◆ **Listed entries**:
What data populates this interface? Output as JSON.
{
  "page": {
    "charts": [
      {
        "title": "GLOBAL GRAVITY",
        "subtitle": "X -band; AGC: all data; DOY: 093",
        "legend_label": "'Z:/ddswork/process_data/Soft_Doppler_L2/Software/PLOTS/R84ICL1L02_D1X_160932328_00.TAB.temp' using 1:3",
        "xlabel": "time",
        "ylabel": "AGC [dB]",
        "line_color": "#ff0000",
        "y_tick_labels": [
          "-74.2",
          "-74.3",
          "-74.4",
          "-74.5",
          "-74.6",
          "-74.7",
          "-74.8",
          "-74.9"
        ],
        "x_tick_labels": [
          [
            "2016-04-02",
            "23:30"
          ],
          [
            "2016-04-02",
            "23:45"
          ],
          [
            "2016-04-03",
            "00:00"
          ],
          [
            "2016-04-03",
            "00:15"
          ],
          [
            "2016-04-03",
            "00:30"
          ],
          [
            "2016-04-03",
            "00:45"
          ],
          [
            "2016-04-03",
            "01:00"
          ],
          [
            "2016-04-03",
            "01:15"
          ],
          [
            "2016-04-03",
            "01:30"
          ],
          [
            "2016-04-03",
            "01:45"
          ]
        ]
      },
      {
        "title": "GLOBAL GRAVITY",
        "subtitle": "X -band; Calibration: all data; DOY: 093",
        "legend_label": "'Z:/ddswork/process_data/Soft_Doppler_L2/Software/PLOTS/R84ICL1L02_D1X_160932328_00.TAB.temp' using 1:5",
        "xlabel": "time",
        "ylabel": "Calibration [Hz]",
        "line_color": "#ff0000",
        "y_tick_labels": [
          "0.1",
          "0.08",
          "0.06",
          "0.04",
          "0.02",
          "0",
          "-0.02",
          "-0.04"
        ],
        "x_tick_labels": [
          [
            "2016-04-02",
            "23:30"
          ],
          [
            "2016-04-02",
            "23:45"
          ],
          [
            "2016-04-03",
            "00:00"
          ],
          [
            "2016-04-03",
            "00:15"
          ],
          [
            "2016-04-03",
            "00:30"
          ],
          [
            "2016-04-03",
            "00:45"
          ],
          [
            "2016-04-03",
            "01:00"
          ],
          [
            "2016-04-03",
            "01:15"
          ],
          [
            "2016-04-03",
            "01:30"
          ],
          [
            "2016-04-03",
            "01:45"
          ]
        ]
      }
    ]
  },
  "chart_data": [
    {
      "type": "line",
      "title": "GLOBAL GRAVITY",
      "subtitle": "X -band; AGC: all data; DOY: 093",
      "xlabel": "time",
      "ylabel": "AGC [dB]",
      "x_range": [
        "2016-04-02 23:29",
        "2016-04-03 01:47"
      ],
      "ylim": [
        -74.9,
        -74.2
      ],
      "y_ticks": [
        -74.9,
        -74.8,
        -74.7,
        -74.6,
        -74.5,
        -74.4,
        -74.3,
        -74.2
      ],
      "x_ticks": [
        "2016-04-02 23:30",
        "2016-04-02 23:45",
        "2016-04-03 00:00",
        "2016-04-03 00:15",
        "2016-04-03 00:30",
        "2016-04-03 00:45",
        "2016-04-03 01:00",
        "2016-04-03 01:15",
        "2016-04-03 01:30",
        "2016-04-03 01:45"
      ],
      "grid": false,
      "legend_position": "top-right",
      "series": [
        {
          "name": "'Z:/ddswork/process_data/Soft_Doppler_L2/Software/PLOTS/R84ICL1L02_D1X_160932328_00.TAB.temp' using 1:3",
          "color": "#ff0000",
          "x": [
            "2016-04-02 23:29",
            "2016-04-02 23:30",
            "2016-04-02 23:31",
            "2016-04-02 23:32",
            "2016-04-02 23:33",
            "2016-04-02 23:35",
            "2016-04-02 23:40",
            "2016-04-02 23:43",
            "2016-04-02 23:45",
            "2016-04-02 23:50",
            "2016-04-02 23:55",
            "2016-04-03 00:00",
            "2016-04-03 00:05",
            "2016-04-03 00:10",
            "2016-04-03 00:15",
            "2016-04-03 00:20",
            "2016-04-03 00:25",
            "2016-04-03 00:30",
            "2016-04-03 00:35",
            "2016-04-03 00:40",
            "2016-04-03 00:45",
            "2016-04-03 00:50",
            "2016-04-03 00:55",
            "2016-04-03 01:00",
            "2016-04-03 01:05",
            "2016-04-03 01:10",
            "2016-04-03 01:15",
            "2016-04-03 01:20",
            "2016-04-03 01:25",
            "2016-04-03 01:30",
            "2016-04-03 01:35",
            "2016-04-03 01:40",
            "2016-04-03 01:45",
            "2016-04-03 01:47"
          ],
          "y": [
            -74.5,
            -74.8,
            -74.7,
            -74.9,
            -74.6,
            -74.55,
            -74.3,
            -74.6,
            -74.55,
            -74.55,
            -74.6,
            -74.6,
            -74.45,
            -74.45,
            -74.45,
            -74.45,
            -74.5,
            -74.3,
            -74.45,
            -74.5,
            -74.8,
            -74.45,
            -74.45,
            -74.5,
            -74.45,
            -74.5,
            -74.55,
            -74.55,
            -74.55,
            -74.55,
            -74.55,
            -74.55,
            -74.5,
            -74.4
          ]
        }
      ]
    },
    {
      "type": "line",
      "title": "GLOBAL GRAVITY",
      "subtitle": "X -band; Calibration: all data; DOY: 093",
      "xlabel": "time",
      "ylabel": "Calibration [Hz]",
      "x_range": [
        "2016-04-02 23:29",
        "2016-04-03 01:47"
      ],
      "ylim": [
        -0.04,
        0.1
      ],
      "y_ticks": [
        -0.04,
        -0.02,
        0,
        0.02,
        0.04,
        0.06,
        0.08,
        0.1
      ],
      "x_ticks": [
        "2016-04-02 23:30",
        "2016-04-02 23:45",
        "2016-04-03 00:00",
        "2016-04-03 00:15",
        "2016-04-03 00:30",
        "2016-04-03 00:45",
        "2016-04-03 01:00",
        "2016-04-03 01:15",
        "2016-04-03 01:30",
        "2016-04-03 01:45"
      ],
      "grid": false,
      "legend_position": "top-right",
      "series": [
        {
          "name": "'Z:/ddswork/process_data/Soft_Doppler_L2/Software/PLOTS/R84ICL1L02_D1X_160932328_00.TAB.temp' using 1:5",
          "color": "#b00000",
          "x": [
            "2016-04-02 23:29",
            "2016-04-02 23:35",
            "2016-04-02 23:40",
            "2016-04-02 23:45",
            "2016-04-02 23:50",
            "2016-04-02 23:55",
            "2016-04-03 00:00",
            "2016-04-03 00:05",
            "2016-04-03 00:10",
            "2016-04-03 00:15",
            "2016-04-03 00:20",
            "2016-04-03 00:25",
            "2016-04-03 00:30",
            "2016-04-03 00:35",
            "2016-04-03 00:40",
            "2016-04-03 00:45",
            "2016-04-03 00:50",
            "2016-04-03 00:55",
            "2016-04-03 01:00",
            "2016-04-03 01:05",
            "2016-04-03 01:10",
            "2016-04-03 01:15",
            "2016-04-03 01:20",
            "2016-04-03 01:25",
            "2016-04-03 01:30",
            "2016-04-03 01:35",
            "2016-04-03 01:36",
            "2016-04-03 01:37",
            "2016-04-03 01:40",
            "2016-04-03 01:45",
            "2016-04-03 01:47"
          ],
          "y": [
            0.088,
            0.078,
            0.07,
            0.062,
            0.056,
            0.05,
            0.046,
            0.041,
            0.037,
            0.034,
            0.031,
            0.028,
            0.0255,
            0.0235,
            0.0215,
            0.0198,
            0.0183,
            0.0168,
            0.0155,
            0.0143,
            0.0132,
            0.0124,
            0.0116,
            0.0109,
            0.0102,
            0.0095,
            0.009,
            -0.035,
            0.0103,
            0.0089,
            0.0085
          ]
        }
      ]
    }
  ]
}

◆ **Set task**:
Write the material out again in its entirety, exactly as shown.

◆ **Completed exercise**:
What data populates this interface? Output as JSON.
{
  "page": {
    "charts": [
      {
        "title": "GLOBAL GRAVITY",
        "subtitle": "X -band; AGC: all data; DOY: 093",
        "legend_label": "'Z:/ddswork/process_data/Soft_Doppler_L2/Software/PLOTS/R84ICL1L02_D1X_160932328_00.TAB.temp' using 1:3",
        "xlabel": "time",
        "ylabel": "AGC [dB]",
        "line_color": "#ff0000",
        "y_tick_labels": [
          "-74.2",
          "-74.3",
          "-74.4",
          "-74.5",
          "-74.6",
          "-74.7",
          "-74.8",
          "-74.9"
        ],
        "x_tick_labels": [
          [
            "2016-04-02",
            "23:30"
          ],
          [
            "2016-04-02",
            "23:45"
          ],
          [
            "2016-04-03",
            "00:00"
          ],
          [
            "2016-04-03",
            "00:15"
          ],
          [
            "2016-04-03",
            "00:30"
          ],
          [
            "2016-04-03",
            "00:45"
          ],
          [
            "2016-04-03",
            "01:00"
          ],
          [
            "2016-04-03",
            "01:15"
          ],
          [
            "2016-04-03",
            "01:30"
          ],
          [
            "2016-04-03",
            "01:45"
          ]
        ]
      },
      {
        "title": "GLOBAL GRAVITY",
        "subtitle": "X -band; Calibration: all data; DOY: 093",
        "legend_label": "'Z:/ddswork/process_data/Soft_Doppler_L2/Software/PLOTS/R84ICL1L02_D1X_160932328_00.TAB.temp' using 1:5",
        "xlabel": "time",
        "ylabel": "Calibration [Hz]",
        "line_color": "#ff0000",
        "y_tick_labels": [
          "0.1",
          "0.08",
          "0.06",
          "0.04",
          "0.02",
          "0",
          "-0.02",
          "-0.04"
        ],
        "x_tick_labels": [
          [
            "2016-04-02",
            "23:30"
          ],
          [
            "2016-04-02",
            "23:45"
          ],
          [
            "2016-04-03",
            "00:00"
          ],
          [
            "2016-04-03",
            "00:15"
          ],
          [
            "2016-04-03",
            "00:30"
          ],
          [
            "2016-04-03",
            "00:45"
          ],
          [
            "2016-04-03",
            "01:00"
          ],
          [
            "2016-04-03",
            "01:15"
          ],
          [
            "2016-04-03",
            "01:30"
          ],
          [
            "2016-04-03",
            "01:45"
          ]
        ]
      }
    ]
  },
  "chart_data": [
    {
      "type": "line",
      "title": "GLOBAL GRAVITY",
      "subtitle": "X -band; AGC: all data; DOY: 093",
      "xlabel": "time",
      "ylabel": "AGC [dB]",
      "x_range": [
        "2016-04-02 23:29",
        "2016-04-03 01:47"
      ],
      "ylim": [
        -74.9,
        -74.2
      ],
      "y_ticks": [
        -74.9,
        -74.8,
        -74.7,
        -74.6,
        -74.5,
        -74.4,
        -74.3,
        -74.2
      ],
      "x_ticks": [
        "2016-04-02 23:30",
        "2016-04-02 23:45",
        "2016-04-03 00:00",
        "2016-04-03 00:15",
        "2016-04-03 00:30",
        "2016-04-03 00:45",
        "2016-04-03 01:00",
        "2016-04-03 01:15",
        "2016-04-03 01:30",
        "2016-04-03 01:45"
      ],
      "grid": false,
      "legend_position": "top-right",
      "series": [
        {
          "name": "'Z:/ddswork/process_data/Soft_Doppler_L2/Software/PLOTS/R84ICL1L02_D1X_160932328_00.TAB.temp' using 1:3",
          "color": "#ff0000",
          "x": [
            "2016-04-02 23:29",
            "2016-04-02 23:30",
            "2016-04-02 23:31",
            "2016-04-02 23:32",
            "2016-04-02 23:33",
            "2016-04-02 23:35",
            "2016-04-02 23:40",
            "2016-04-02 23:43",
            "2016-04-02 23:45",
            "2016-04-02 23:50",
            "2016-04-02 23:55",
            "2016-04-03 00:00",
            "2016-04-03 00:05",
            "2016-04-03 00:10",
            "2016-04-03 00:15",
            "2016-04-03 00:20",
            "2016-04-03 00:25",
            "2016-04-03 00:30",
            "2016-04-03 00:35",
            "2016-04-03 00:40",
            "2016-04-03 00:45",
            "2016-04-03 00:50",
            "2016-04-03 00:55",
            "2016-04-03 01:00",
            "2016-04-03 01:05",
            "2016-04-03 01:10",
            "2016-04-03 01:15",
            "2016-04-03 01:20",
            "2016-04-03 01:25",
            "2016-04-03 01:30",
            "2016-04-03 01:35",
            "2016-04-03 01:40",
            "2016-04-03 01:45",
            "2016-04-03 01:47"
          ],
          "y": [
            -74.5,
            -74.8,
            -74.7,
            -74.9,
            -74.6,
            -74.55,
            -74.3,
            -74.6,
            -74.55,
            -74.55,
            -74.6,
            -74.6,
            -74.45,
            -74.45,
            -74.45,
            -74.45,
            -74.5,
            -74.3,
            -74.45,
            -74.5,
            -74.8,
            -74.45,
            -74.45,
            -74.5,
            -74.45,
            -74.5,
            -74.55,
            -74.55,
            -74.55,
            -74.55,
            -74.55,
            -74.55,
            -74.5,
            -74.4
          ]
        }
      ]
    },
    {
      "type": "line",
      "title": "GLOBAL GRAVITY",
      "subtitle": "X -band; Calibration: all data; DOY: 093",
      "xlabel": "time",
      "ylabel": "Calibration [Hz]",
      "x_range": [
        "2016-04-02 23:29",
        "2016-04-03 01:47"
      ],
      "ylim": [
        -0.04,
        0.1
      ],
      "y_ticks": [
        -0.04,
        -0.02,
        0,
        0.02,
        0.04,
        0.06,
        0.08,
        0.1
      ],
      "x_ticks": [
        "2016-04-02 23:30",
        "2016-04-02 23:45",
        "2016-04-03 00:00",
        "2016-04-03 00:15",
        "2016-04-03 00:30",
        "2016-04-03 00:45",
        "2016-04-03 01:00",
        "2016-04-03 01:15",
        "2016-04-03 01:30",
        "2016-04-03 01:45"
      ],
      "grid": false,
      "legend_position": "top-right",
      "series": [
        {
          "name": "'Z:/ddswork/process_data/Soft_Doppler_L2/Software/PLOTS/R84ICL1L02_D1X_160932328_00.TAB.temp' using 1:5",
          "color": "#b00000",
          "x": [
            "2016-04-02 23:29",
            "2016-04-02 23:35",
            "2016-04-02 23:40",
            "2016-04-02 23:45",
            "2016-04-02 23:50",
            "2016-04-02 23:55",
            "2016-04-03 00:00",
            "2016-04-03 00:05",
            "2016-04-03 00:10",
            "2016-04-03 00:15",
            "2016-04-03 00:20",
            "2016-04-03 00:25",
            "2016-04-03 00:30",
            "2016-04-03 00:35",
            "2016-04-03 00:40",
            "2016-04-03 00:45",
            "2016-04-03 00:50",
            "2016-04-03 00:55",
            "2016-04-03 01:00",
            "2016-04-03 01:05",
            "2016-04-03 01:10",
            "2016-04-03 01:15",
            "2016-04-03 01:20",
            "2016-04-03 01:25",
            "2016-04-03 01:30",
            "2016-04-03 01:35",
            "2016-04-03 01:36",
            "2016-04-03 01:37",
            "2016-04-03 01:40",
            "2016-04-03 01:45",
            "2016-04-03 01:47"
          ],
          "y": [
            0.088,
            0.078,
            0.07,
            0.062,
            0.056,
            0.05,
            0.046,
            0.041,
            0.037,
            0.034,
            0.031,
            0.028,
            0.0255,
            0.0235,
            0.0215,
            0.0198,
            0.0183,
            0.0168,
            0.0155,
            0.0143,
            0.0132,
            0.0124,
            0.0116,
            0.0109,
            0.0102,
            0.0095,
            0.009,
            -0.035,
            0.0103,
            0.0089,
            0.0085
          ]
        }
      ]
    }
  ]
}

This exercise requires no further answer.